- [Do this] Check each line of the listing below for the string "document", and give only how many lines hold it.

[Collection entries]
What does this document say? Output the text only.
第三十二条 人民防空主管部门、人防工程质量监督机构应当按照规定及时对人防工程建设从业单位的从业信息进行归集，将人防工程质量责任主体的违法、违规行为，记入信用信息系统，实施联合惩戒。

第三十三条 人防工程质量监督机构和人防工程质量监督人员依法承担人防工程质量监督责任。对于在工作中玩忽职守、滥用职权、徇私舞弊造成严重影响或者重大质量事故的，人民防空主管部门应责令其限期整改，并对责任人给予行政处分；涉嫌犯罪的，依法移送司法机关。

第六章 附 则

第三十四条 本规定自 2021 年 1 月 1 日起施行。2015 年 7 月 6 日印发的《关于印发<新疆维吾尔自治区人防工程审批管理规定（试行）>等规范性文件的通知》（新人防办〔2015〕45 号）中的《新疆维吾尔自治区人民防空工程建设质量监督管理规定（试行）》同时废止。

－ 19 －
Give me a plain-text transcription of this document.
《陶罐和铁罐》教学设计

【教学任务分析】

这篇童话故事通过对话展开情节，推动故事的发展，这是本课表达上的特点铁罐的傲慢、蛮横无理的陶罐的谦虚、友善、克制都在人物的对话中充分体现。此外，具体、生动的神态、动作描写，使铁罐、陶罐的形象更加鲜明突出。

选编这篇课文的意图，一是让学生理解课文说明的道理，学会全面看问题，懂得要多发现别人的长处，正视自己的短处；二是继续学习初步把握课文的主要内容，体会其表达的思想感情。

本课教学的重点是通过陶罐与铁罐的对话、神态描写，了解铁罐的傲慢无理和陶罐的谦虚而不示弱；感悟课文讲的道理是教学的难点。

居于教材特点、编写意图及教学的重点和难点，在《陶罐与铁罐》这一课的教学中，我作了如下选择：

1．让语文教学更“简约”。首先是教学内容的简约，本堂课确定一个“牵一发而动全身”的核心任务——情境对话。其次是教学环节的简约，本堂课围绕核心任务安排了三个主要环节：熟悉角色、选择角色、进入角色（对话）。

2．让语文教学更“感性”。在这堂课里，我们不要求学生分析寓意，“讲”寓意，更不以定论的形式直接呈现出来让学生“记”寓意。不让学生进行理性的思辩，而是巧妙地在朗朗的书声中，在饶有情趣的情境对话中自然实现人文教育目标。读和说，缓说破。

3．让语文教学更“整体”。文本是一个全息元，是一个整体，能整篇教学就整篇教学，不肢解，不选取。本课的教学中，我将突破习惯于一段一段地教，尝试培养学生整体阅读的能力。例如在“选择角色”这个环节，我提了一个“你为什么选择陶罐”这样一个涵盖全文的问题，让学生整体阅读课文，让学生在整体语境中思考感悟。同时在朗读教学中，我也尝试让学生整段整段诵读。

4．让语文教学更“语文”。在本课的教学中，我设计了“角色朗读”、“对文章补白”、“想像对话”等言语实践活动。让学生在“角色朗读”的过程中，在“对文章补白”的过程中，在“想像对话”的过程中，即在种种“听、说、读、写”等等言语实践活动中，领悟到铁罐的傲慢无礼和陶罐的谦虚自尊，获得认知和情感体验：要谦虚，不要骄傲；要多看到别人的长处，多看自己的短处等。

- [Response below] 2